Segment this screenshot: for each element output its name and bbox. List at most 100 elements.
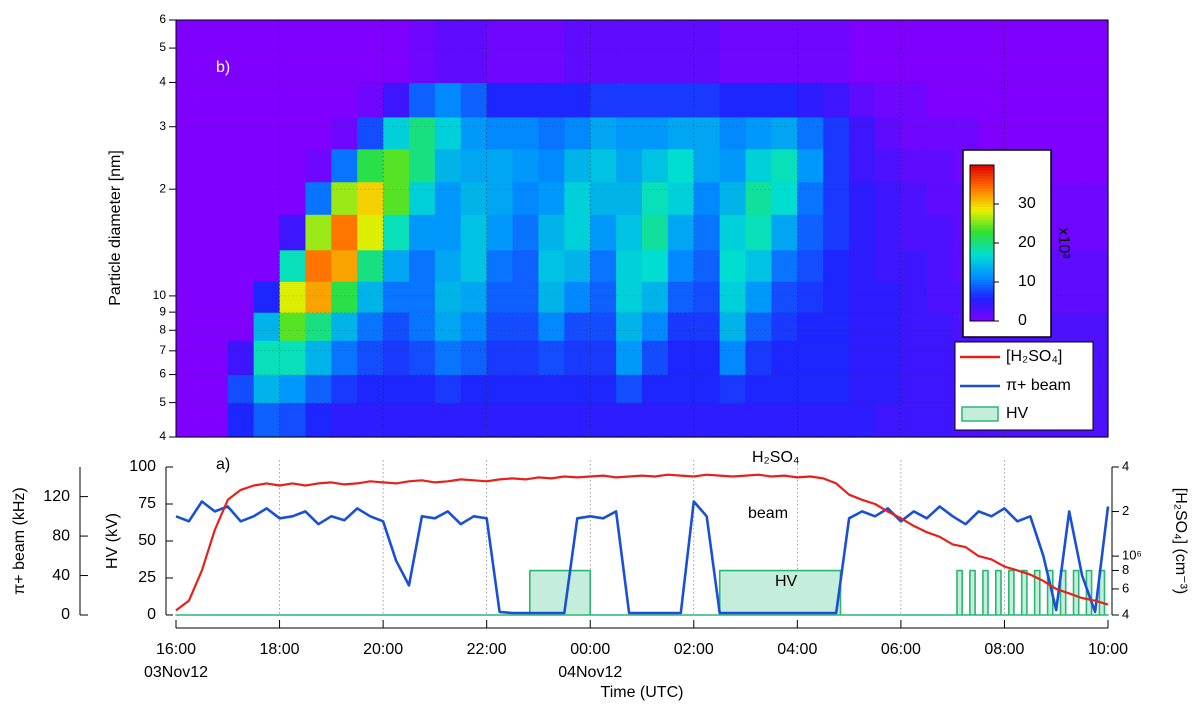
heatmap-cell: [745, 249, 773, 282]
colorbar-band: [970, 240, 994, 244]
x-tick-label: 10:00: [1088, 641, 1128, 658]
colorbar-band: [970, 279, 994, 283]
heatmap-cell: [538, 402, 565, 438]
heatmap-cell: [227, 148, 255, 183]
heatmap-cell: [512, 20, 540, 84]
heatmap-cell: [176, 402, 203, 438]
heatmap-cell: [745, 281, 773, 313]
heatmap-cell: [409, 312, 436, 341]
colorbar-band: [970, 300, 994, 304]
colorbar-band: [970, 198, 994, 202]
heatmap-cell: [279, 181, 307, 215]
heatmap-cell: [797, 20, 824, 84]
colorbar-band: [970, 292, 994, 296]
heatmap-cell: [1004, 20, 1031, 84]
heatmap-cell: [823, 181, 850, 215]
colorbar-label: x10³: [1055, 227, 1072, 259]
heatmap-cell: [642, 214, 669, 251]
heatmap-cell: [926, 20, 954, 84]
heatmap-cell: [875, 281, 902, 313]
heatmap-cell: [900, 340, 928, 376]
heatmap-cell: [331, 249, 358, 282]
heatmap-cell: [383, 249, 410, 282]
heatmap-cell: [667, 281, 695, 313]
colorbar-band: [970, 274, 994, 278]
colorbar-band: [970, 165, 994, 168]
heatmap-cell: [279, 374, 307, 404]
heatmap-cell: [849, 116, 876, 150]
heatmap-cell: [383, 374, 410, 404]
y-tick-label: 25: [138, 569, 156, 586]
y-tick-label: 6: [159, 367, 166, 381]
heatmap-cell: [331, 374, 358, 404]
heatmap-cell: [201, 148, 229, 183]
heatmap-cell: [616, 340, 643, 376]
heatmap-cell: [693, 116, 721, 150]
heatmap-cell: [253, 181, 281, 215]
heatmap-cell: [201, 116, 229, 150]
heatmap-cell: [642, 181, 669, 215]
y-tick-label: 6: [159, 12, 166, 26]
heatmap-cell: [616, 82, 643, 118]
heatmap-cell: [1082, 281, 1109, 313]
heatmap-cell: [253, 214, 281, 251]
heatmap-cell: [512, 374, 540, 404]
heatmap-cell: [538, 374, 565, 404]
colorbar-band: [970, 191, 994, 194]
heatmap-cell: [486, 148, 514, 183]
heatmap-cell: [460, 214, 488, 251]
heatmap-cell: [642, 374, 669, 404]
x-tick-label: 08:00: [984, 641, 1024, 658]
heatmap-cell: [849, 340, 876, 376]
y2-tick-label: 6: [1122, 580, 1129, 595]
heatmap-cell: [357, 281, 384, 313]
heatmap-cell: [227, 340, 255, 376]
heatmap-cell: [797, 340, 824, 376]
heatmap-cell: [616, 148, 643, 183]
colorbar-band: [970, 214, 994, 218]
heatmap-cell: [305, 214, 332, 251]
heatmap-cell: [875, 312, 902, 341]
x-tick-label: 00:00: [570, 641, 610, 658]
heatmap-cell: [693, 148, 721, 183]
x-tick-label: 20:00: [363, 641, 403, 658]
colorbar-band: [970, 170, 994, 174]
heatmap-cell: [771, 402, 798, 438]
heatmap-cell: [253, 340, 281, 376]
colorbar-band: [970, 196, 994, 200]
colorbar-band: [970, 271, 994, 275]
heatmap-cell: [590, 312, 617, 341]
heatmap-cell: [900, 82, 928, 118]
heatmap-cell: [486, 249, 514, 282]
colorbar-band: [970, 263, 994, 267]
heatmap-cell: [512, 312, 540, 341]
colorbar-band: [970, 253, 994, 257]
heatmap-cell: [383, 20, 410, 84]
heatmap-cell: [227, 214, 255, 251]
heatmap-cell: [642, 312, 669, 341]
heatmap-cell: [460, 181, 488, 215]
heatmap-cell: [693, 20, 721, 84]
heatmap-cell: [693, 340, 721, 376]
heatmap-cell: [875, 340, 902, 376]
heatmap-cell: [227, 249, 255, 282]
heatmap-cell: [642, 82, 669, 118]
heatmap-cell: [823, 249, 850, 282]
heatmap-cell: [797, 374, 824, 404]
heatmap-cell: [357, 82, 384, 118]
heatmap-cell: [900, 281, 928, 313]
legend-label: π+ beam: [1006, 377, 1071, 394]
heatmap-cell: [797, 181, 824, 215]
heatmap-cell: [279, 148, 307, 183]
heatmap-cell: [434, 116, 462, 150]
heatmap-cell: [1030, 20, 1057, 84]
heatmap-cell: [564, 20, 591, 84]
heatmap-cell: [486, 374, 514, 404]
heatmap-cell: [564, 82, 591, 118]
heatmap-cell: [849, 374, 876, 404]
heatmap-cell: [719, 148, 747, 183]
heatmap-cell: [486, 116, 514, 150]
heatmap-cell: [331, 20, 358, 84]
heatmap-cell: [201, 402, 229, 438]
heatmap-cell: [460, 402, 488, 438]
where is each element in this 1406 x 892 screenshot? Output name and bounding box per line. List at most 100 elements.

# # # # #

■ SHORT TASK ■
Please write out all of the data above, line for line and unchanged, leaving out the pictures.

■ TASK OUTPUT ■
Segment this screenshot: for each element output its name and bbox. List at most 100 elements.
heatmap-cell: [745, 249, 773, 282]
colorbar-band: [970, 240, 994, 244]
x-tick-label: 10:00: [1088, 641, 1128, 658]
colorbar-band: [970, 279, 994, 283]
heatmap-cell: [538, 402, 565, 438]
heatmap-cell: [227, 148, 255, 183]
heatmap-cell: [512, 20, 540, 84]
heatmap-cell: [176, 402, 203, 438]
heatmap-cell: [745, 281, 773, 313]
heatmap-cell: [409, 312, 436, 341]
colorbar-band: [970, 300, 994, 304]
colorbar-band: [970, 198, 994, 202]
heatmap-cell: [279, 181, 307, 215]
heatmap-cell: [797, 20, 824, 84]
colorbar-band: [970, 292, 994, 296]
heatmap-cell: [1004, 20, 1031, 84]
heatmap-cell: [823, 181, 850, 215]
colorbar-label: x10³: [1055, 227, 1072, 259]
heatmap-cell: [642, 214, 669, 251]
heatmap-cell: [926, 20, 954, 84]
heatmap-cell: [875, 281, 902, 313]
heatmap-cell: [900, 340, 928, 376]
heatmap-cell: [331, 249, 358, 282]
heatmap-cell: [383, 249, 410, 282]
heatmap-cell: [667, 281, 695, 313]
colorbar-band: [970, 274, 994, 278]
colorbar-band: [970, 165, 994, 168]
heatmap-cell: [279, 374, 307, 404]
heatmap-cell: [849, 116, 876, 150]
heatmap-cell: [383, 374, 410, 404]
y-tick-label: 25: [138, 569, 156, 586]
y-tick-label: 6: [159, 367, 166, 381]
heatmap-cell: [331, 374, 358, 404]
heatmap-cell: [201, 148, 229, 183]
heatmap-cell: [616, 340, 643, 376]
heatmap-cell: [693, 116, 721, 150]
heatmap-cell: [253, 181, 281, 215]
heatmap-cell: [201, 116, 229, 150]
heatmap-cell: [642, 181, 669, 215]
y-tick-label: 6: [159, 12, 166, 26]
heatmap-cell: [616, 82, 643, 118]
heatmap-cell: [1082, 281, 1109, 313]
heatmap-cell: [253, 214, 281, 251]
heatmap-cell: [512, 374, 540, 404]
heatmap-cell: [538, 374, 565, 404]
colorbar-band: [970, 191, 994, 194]
heatmap-cell: [486, 148, 514, 183]
heatmap-cell: [460, 214, 488, 251]
heatmap-cell: [642, 374, 669, 404]
x-tick-label: 08:00: [984, 641, 1024, 658]
heatmap-cell: [849, 340, 876, 376]
y2-tick-label: 6: [1122, 580, 1129, 595]
heatmap-cell: [357, 281, 384, 313]
heatmap-cell: [227, 340, 255, 376]
heatmap-cell: [797, 340, 824, 376]
heatmap-cell: [616, 148, 643, 183]
colorbar-band: [970, 214, 994, 218]
heatmap-cell: [305, 214, 332, 251]
heatmap-cell: [875, 312, 902, 341]
x-tick-label: 00:00: [570, 641, 610, 658]
heatmap-cell: [693, 148, 721, 183]
x-tick-label: 20:00: [363, 641, 403, 658]
colorbar-band: [970, 170, 994, 174]
heatmap-cell: [771, 402, 798, 438]
heatmap-cell: [253, 340, 281, 376]
colorbar-band: [970, 196, 994, 200]
colorbar-band: [970, 271, 994, 275]
heatmap-cell: [590, 312, 617, 341]
heatmap-cell: [900, 82, 928, 118]
heatmap-cell: [486, 249, 514, 282]
colorbar-band: [970, 263, 994, 267]
heatmap-cell: [512, 312, 540, 341]
colorbar-band: [970, 253, 994, 257]
heatmap-cell: [383, 20, 410, 84]
heatmap-cell: [227, 214, 255, 251]
heatmap-cell: [642, 312, 669, 341]
heatmap-cell: [460, 181, 488, 215]
heatmap-cell: [693, 20, 721, 84]
heatmap-cell: [693, 340, 721, 376]
heatmap-cell: [875, 340, 902, 376]
heatmap-cell: [227, 249, 255, 282]
heatmap-cell: [642, 82, 669, 118]
heatmap-cell: [823, 249, 850, 282]
heatmap-cell: [797, 374, 824, 404]
heatmap-cell: [357, 82, 384, 118]
heatmap-cell: [900, 281, 928, 313]
legend-label: π+ beam: [1006, 377, 1071, 394]
heatmap-cell: [797, 181, 824, 215]
heatmap-cell: [279, 148, 307, 183]
heatmap-cell: [434, 116, 462, 150]
heatmap-cell: [1030, 20, 1057, 84]
heatmap-cell: [564, 20, 591, 84]
heatmap-cell: [486, 374, 514, 404]
heatmap-cell: [564, 82, 591, 118]
heatmap-cell: [849, 374, 876, 404]
heatmap-cell: [719, 148, 747, 183]
heatmap-cell: [486, 116, 514, 150]
heatmap-cell: [331, 20, 358, 84]
heatmap-cell: [201, 402, 229, 438]
heatmap-cell: [460, 402, 488, 438]
where is each element in this 1406 x 892 screenshot? Output name and bounding box per line. List at most 100 elements.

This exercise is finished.